Task goal: Below are the records; copy each line in them that holds the word "performance".

Data for this exercise:
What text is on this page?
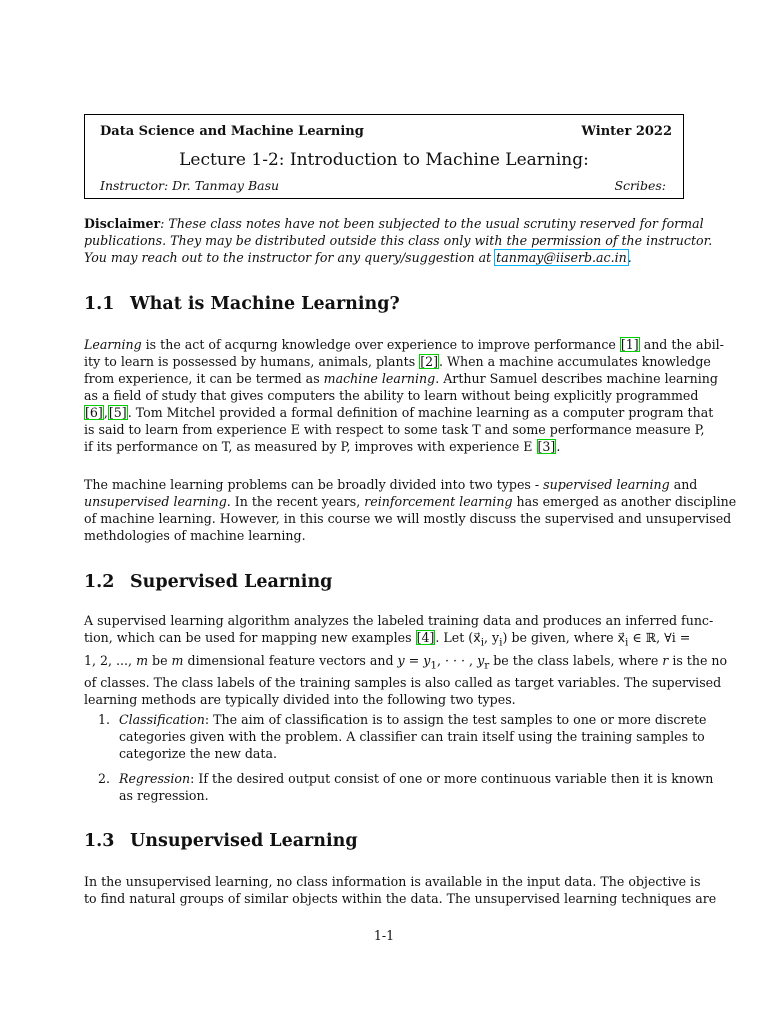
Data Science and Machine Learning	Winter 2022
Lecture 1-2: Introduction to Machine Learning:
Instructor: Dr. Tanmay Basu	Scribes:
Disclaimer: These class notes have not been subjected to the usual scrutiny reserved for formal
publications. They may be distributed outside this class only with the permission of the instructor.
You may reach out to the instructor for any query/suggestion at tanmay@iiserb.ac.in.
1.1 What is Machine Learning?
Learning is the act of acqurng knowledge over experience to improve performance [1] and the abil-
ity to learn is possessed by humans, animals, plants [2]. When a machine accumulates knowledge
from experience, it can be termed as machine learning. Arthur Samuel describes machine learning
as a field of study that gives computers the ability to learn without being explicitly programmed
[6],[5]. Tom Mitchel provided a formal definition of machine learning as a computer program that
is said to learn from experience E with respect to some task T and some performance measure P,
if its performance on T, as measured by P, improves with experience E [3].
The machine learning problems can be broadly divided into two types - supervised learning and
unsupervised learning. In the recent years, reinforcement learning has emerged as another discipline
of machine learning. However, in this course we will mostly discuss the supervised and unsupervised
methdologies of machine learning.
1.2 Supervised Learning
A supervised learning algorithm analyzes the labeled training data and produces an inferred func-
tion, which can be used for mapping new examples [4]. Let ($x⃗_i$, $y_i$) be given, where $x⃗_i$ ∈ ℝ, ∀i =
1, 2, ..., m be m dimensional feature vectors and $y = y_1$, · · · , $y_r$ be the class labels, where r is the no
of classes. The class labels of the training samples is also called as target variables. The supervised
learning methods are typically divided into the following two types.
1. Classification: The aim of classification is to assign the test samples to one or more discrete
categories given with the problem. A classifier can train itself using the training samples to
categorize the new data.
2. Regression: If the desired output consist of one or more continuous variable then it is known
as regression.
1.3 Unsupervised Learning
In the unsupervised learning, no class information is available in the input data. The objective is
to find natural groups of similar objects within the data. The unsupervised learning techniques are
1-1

--

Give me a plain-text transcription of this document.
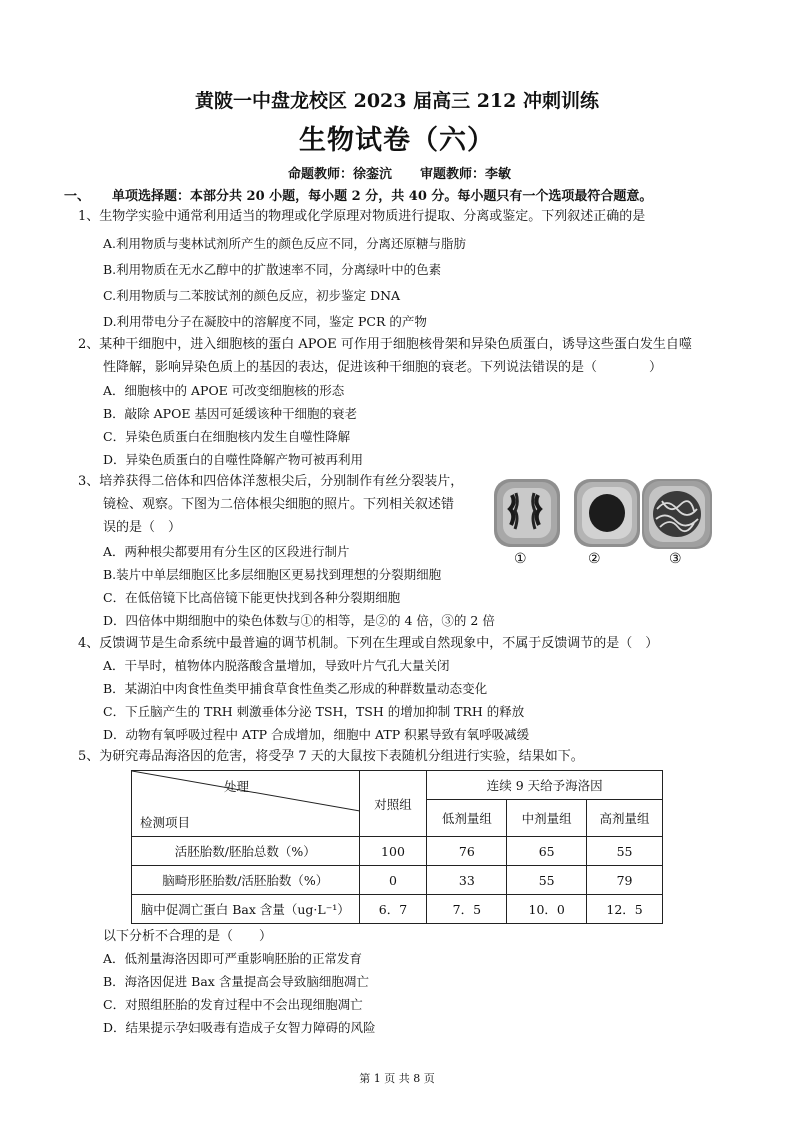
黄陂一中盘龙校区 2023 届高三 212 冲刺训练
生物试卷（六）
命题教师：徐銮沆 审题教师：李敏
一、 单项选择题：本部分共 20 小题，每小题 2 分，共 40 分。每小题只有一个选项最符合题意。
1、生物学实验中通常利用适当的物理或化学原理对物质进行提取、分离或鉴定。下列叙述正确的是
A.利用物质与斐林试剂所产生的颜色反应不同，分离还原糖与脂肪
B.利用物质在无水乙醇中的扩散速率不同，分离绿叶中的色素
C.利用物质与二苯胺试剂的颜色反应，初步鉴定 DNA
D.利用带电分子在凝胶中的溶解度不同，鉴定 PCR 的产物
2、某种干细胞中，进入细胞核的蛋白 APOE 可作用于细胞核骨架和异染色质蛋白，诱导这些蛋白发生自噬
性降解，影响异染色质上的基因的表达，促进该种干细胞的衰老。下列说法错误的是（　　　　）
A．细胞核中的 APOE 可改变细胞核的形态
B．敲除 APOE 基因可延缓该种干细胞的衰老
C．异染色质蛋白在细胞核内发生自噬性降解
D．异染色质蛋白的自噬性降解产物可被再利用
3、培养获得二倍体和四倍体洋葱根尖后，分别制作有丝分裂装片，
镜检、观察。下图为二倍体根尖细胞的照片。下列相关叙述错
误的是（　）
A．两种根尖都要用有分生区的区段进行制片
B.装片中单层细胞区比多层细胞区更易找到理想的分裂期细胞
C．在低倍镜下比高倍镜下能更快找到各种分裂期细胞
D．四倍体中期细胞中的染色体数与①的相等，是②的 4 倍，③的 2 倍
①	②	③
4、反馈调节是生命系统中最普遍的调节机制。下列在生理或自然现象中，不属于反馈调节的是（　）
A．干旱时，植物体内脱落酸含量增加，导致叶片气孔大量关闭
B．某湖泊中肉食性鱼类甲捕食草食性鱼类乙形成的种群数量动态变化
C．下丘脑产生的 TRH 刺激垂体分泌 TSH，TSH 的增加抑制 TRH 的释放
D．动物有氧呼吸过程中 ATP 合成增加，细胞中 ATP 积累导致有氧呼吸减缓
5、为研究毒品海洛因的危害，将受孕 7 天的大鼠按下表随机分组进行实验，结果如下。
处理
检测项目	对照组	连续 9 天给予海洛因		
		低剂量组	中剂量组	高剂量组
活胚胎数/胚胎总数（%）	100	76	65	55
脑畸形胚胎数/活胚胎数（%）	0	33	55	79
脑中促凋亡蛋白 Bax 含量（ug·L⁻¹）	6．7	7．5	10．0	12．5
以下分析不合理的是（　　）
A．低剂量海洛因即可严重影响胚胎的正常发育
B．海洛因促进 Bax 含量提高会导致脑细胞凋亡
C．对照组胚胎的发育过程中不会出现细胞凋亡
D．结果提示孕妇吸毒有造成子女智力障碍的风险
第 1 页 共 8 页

...

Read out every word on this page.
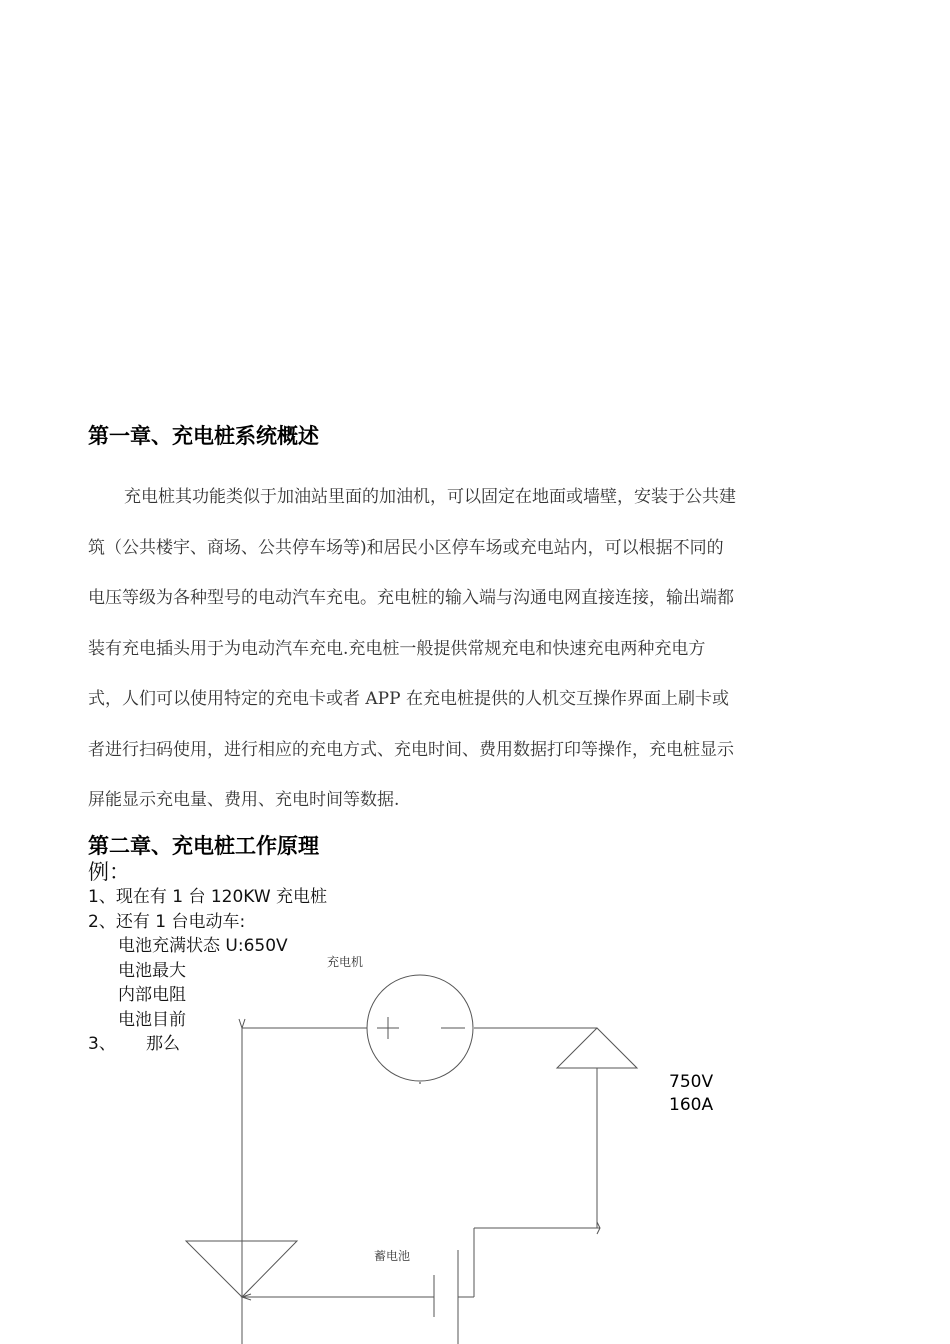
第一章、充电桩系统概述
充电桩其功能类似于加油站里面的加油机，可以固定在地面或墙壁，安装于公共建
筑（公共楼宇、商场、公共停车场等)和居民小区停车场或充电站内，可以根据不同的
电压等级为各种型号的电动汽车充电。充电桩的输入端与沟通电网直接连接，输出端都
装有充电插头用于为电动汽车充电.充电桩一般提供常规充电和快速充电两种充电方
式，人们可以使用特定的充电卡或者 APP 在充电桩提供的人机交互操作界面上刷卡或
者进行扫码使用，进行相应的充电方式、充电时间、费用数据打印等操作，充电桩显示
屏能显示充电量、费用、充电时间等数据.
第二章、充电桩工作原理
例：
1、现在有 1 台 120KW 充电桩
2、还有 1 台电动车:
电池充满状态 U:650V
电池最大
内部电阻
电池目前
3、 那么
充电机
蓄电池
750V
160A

Complete answer:
Learning is the act of acqurng knowledge over experience to improve performance [1] and the abil-
is said to learn from experience E with respect to some task T and some performance measure P,
if its performance on T, as measured by P, improves with experience E [3].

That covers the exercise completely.